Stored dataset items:
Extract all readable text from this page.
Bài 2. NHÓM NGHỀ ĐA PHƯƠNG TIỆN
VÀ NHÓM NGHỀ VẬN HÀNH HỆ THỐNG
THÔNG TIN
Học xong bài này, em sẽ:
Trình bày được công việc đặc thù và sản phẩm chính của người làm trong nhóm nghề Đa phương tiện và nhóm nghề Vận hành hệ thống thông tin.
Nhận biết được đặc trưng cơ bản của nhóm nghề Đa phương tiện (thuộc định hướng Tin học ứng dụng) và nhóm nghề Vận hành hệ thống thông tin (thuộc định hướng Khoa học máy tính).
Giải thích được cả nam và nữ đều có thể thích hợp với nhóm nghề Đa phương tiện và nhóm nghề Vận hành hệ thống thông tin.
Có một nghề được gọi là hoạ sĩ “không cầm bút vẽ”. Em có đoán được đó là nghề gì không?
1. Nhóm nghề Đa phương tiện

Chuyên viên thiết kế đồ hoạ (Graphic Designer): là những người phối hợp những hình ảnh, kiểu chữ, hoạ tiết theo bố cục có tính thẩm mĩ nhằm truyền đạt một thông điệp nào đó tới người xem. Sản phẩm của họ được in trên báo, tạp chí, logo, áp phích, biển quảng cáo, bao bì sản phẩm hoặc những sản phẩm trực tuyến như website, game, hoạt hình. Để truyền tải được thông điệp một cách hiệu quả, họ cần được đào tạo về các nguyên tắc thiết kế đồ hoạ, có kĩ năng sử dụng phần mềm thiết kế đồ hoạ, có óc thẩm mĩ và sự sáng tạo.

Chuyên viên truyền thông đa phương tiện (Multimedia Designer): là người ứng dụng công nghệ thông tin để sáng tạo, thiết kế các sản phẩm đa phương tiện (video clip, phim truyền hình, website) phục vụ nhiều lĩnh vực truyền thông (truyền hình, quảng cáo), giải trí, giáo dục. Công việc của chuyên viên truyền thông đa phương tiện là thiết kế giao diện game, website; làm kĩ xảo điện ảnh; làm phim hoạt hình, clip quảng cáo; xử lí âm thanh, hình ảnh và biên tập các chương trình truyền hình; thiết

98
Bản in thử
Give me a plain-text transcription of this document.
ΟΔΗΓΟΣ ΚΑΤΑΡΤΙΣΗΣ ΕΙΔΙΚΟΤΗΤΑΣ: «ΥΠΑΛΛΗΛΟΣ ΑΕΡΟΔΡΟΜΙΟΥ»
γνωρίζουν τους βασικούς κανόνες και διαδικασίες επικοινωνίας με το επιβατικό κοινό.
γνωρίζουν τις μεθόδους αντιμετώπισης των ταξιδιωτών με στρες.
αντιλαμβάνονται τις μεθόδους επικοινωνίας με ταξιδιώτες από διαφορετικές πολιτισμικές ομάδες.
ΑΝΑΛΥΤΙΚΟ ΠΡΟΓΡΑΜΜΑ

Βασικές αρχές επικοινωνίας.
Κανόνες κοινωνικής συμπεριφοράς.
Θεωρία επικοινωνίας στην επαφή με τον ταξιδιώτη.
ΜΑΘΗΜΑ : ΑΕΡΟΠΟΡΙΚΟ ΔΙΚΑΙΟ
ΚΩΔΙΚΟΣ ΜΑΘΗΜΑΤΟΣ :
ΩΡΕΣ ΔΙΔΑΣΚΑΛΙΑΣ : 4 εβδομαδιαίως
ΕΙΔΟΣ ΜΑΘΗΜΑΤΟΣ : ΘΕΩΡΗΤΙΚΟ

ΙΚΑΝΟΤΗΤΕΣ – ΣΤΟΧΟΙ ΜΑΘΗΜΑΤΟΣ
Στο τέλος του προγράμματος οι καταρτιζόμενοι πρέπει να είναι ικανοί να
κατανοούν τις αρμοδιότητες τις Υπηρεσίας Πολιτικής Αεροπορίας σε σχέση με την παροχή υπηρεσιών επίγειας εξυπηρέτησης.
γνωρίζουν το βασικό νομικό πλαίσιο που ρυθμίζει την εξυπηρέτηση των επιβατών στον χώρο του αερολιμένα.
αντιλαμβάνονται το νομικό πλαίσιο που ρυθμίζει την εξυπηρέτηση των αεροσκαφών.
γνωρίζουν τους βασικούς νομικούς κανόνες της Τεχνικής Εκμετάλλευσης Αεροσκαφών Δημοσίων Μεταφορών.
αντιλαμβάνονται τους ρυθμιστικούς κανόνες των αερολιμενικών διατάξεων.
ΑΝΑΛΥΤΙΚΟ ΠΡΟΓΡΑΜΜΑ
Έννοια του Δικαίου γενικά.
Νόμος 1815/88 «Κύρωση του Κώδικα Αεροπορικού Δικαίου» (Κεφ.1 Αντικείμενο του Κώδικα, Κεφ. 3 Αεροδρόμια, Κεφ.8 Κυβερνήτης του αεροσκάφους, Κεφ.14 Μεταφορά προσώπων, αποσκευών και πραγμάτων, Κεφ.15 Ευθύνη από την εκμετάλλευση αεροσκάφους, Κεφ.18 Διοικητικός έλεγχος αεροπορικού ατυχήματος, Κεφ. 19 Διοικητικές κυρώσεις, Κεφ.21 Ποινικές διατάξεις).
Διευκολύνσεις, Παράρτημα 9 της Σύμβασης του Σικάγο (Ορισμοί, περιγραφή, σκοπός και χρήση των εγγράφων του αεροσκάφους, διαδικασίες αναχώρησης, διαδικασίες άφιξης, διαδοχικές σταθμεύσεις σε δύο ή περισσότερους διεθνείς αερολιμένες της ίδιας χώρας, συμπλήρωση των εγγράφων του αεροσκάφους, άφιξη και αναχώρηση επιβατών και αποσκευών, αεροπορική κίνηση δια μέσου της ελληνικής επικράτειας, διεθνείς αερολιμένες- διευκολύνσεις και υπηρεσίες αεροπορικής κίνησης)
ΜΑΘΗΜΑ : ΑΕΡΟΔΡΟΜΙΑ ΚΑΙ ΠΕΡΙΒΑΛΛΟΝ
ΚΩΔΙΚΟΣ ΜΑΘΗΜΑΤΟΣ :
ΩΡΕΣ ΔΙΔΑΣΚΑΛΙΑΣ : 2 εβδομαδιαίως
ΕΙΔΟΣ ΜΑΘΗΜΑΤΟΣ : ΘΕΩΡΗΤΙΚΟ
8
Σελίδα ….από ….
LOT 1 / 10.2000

◆ **Problem requirements**: Your task is to repeat the data exactly; please include every line.

◆ **In response**:
Extract all readable text from this page.
Bài 2. NHÓM NGHỀ ĐA PHƯƠNG TIỆN
VÀ NHÓM NGHỀ VẬN HÀNH HỆ THỐNG
THÔNG TIN
Học xong bài này, em sẽ:
Trình bày được công việc đặc thù và sản phẩm chính của người làm trong nhóm nghề Đa phương tiện và nhóm nghề Vận hành hệ thống thông tin.
Nhận biết được đặc trưng cơ bản của nhóm nghề Đa phương tiện (thuộc định hướng Tin học ứng dụng) và nhóm nghề Vận hành hệ thống thông tin (thuộc định hướng Khoa học máy tính).
Giải thích được cả nam và nữ đều có thể thích hợp với nhóm nghề Đa phương tiện và nhóm nghề Vận hành hệ thống thông tin.
Có một nghề được gọi là hoạ sĩ “không cầm bút vẽ”. Em có đoán được đó là nghề gì không?
1. Nhóm nghề Đa phương tiện

Chuyên viên thiết kế đồ hoạ (Graphic Designer): là những người phối hợp những hình ảnh, kiểu chữ, hoạ tiết theo bố cục có tính thẩm mĩ nhằm truyền đạt một thông điệp nào đó tới người xem. Sản phẩm của họ được in trên báo, tạp chí, logo, áp phích, biển quảng cáo, bao bì sản phẩm hoặc những sản phẩm trực tuyến như website, game, hoạt hình. Để truyền tải được thông điệp một cách hiệu quả, họ cần được đào tạo về các nguyên tắc thiết kế đồ hoạ, có kĩ năng sử dụng phần mềm thiết kế đồ hoạ, có óc thẩm mĩ và sự sáng tạo.

Chuyên viên truyền thông đa phương tiện (Multimedia Designer): là người ứng dụng công nghệ thông tin để sáng tạo, thiết kế các sản phẩm đa phương tiện (video clip, phim truyền hình, website) phục vụ nhiều lĩnh vực truyền thông (truyền hình, quảng cáo), giải trí, giáo dục. Công việc của chuyên viên truyền thông đa phương tiện là thiết kế giao diện game, website; làm kĩ xảo điện ảnh; làm phim hoạt hình, clip quảng cáo; xử lí âm thanh, hình ảnh và biên tập các chương trình truyền hình; thiết

98
Bản in thử
Give me a plain-text transcription of this document.
ΟΔΗΓΟΣ ΚΑΤΑΡΤΙΣΗΣ ΕΙΔΙΚΟΤΗΤΑΣ: «ΥΠΑΛΛΗΛΟΣ ΑΕΡΟΔΡΟΜΙΟΥ»
γνωρίζουν τους βασικούς κανόνες και διαδικασίες επικοινωνίας με το επιβατικό κοινό.
γνωρίζουν τις μεθόδους αντιμετώπισης των ταξιδιωτών με στρες.
αντιλαμβάνονται τις μεθόδους επικοινωνίας με ταξιδιώτες από διαφορετικές πολιτισμικές ομάδες.
ΑΝΑΛΥΤΙΚΟ ΠΡΟΓΡΑΜΜΑ

Βασικές αρχές επικοινωνίας.
Κανόνες κοινωνικής συμπεριφοράς.
Θεωρία επικοινωνίας στην επαφή με τον ταξιδιώτη.
ΜΑΘΗΜΑ : ΑΕΡΟΠΟΡΙΚΟ ΔΙΚΑΙΟ
ΚΩΔΙΚΟΣ ΜΑΘΗΜΑΤΟΣ :
ΩΡΕΣ ΔΙΔΑΣΚΑΛΙΑΣ : 4 εβδομαδιαίως
ΕΙΔΟΣ ΜΑΘΗΜΑΤΟΣ : ΘΕΩΡΗΤΙΚΟ

ΙΚΑΝΟΤΗΤΕΣ – ΣΤΟΧΟΙ ΜΑΘΗΜΑΤΟΣ
Στο τέλος του προγράμματος οι καταρτιζόμενοι πρέπει να είναι ικανοί να
κατανοούν τις αρμοδιότητες τις Υπηρεσίας Πολιτικής Αεροπορίας σε σχέση με την παροχή υπηρεσιών επίγειας εξυπηρέτησης.
γνωρίζουν το βασικό νομικό πλαίσιο που ρυθμίζει την εξυπηρέτηση των επιβατών στον χώρο του αερολιμένα.
αντιλαμβάνονται το νομικό πλαίσιο που ρυθμίζει την εξυπηρέτηση των αεροσκαφών.
γνωρίζουν τους βασικούς νομικούς κανόνες της Τεχνικής Εκμετάλλευσης Αεροσκαφών Δημοσίων Μεταφορών.
αντιλαμβάνονται τους ρυθμιστικούς κανόνες των αερολιμενικών διατάξεων.
ΑΝΑΛΥΤΙΚΟ ΠΡΟΓΡΑΜΜΑ
Έννοια του Δικαίου γενικά.
Νόμος 1815/88 «Κύρωση του Κώδικα Αεροπορικού Δικαίου» (Κεφ.1 Αντικείμενο του Κώδικα, Κεφ. 3 Αεροδρόμια, Κεφ.8 Κυβερνήτης του αεροσκάφους, Κεφ.14 Μεταφορά προσώπων, αποσκευών και πραγμάτων, Κεφ.15 Ευθύνη από την εκμετάλλευση αεροσκάφους, Κεφ.18 Διοικητικός έλεγχος αεροπορικού ατυχήματος, Κεφ. 19 Διοικητικές κυρώσεις, Κεφ.21 Ποινικές διατάξεις).
Διευκολύνσεις, Παράρτημα 9 της Σύμβασης του Σικάγο (Ορισμοί, περιγραφή, σκοπός και χρήση των εγγράφων του αεροσκάφους, διαδικασίες αναχώρησης, διαδικασίες άφιξης, διαδοχικές σταθμεύσεις σε δύο ή περισσότερους διεθνείς αερολιμένες της ίδιας χώρας, συμπλήρωση των εγγράφων του αεροσκάφους, άφιξη και αναχώρηση επιβατών και αποσκευών, αεροπορική κίνηση δια μέσου της ελληνικής επικράτειας, διεθνείς αερολιμένες- διευκολύνσεις και υπηρεσίες αεροπορικής κίνησης)
ΜΑΘΗΜΑ : ΑΕΡΟΔΡΟΜΙΑ ΚΑΙ ΠΕΡΙΒΑΛΛΟΝ
ΚΩΔΙΚΟΣ ΜΑΘΗΜΑΤΟΣ :
ΩΡΕΣ ΔΙΔΑΣΚΑΛΙΑΣ : 2 εβδομαδιαίως
ΕΙΔΟΣ ΜΑΘΗΜΑΤΟΣ : ΘΕΩΡΗΤΙΚΟ
8
Σελίδα ….από ….
LOT 1 / 10.2000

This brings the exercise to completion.